= Exercise brief =
Copy out each line that has "Monthly" in it.

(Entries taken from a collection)
---+---
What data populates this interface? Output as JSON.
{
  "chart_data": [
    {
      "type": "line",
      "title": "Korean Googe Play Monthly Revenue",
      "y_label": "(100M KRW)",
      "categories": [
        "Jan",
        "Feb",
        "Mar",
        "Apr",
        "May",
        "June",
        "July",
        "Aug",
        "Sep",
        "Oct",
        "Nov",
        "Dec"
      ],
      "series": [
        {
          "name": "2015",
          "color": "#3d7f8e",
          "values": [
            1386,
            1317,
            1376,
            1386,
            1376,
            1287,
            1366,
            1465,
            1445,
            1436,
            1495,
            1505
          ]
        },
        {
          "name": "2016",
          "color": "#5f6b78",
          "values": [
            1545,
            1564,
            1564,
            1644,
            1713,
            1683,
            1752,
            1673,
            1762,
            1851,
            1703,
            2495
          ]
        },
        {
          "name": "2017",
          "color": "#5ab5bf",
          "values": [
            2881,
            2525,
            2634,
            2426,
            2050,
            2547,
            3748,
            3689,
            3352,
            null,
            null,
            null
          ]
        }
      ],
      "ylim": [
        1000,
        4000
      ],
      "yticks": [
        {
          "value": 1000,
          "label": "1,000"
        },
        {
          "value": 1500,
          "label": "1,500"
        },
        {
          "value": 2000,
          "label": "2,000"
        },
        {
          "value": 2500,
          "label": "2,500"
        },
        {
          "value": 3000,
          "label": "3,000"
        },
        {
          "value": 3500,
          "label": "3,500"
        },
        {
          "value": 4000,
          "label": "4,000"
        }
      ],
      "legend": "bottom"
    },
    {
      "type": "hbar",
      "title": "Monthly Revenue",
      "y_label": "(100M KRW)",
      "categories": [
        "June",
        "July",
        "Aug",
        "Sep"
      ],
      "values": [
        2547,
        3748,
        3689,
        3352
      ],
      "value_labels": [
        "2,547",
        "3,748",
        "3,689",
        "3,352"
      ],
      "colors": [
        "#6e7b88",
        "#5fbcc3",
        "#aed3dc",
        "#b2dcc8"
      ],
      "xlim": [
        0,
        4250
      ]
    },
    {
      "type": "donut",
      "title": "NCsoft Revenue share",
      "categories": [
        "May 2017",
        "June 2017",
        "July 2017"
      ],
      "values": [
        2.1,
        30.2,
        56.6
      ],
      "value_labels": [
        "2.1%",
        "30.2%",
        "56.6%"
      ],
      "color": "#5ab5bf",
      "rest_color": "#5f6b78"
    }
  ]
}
---+---
= Answer for this exercise =
      "title": "Korean Googe Play Monthly Revenue",
      "title": "Monthly Revenue",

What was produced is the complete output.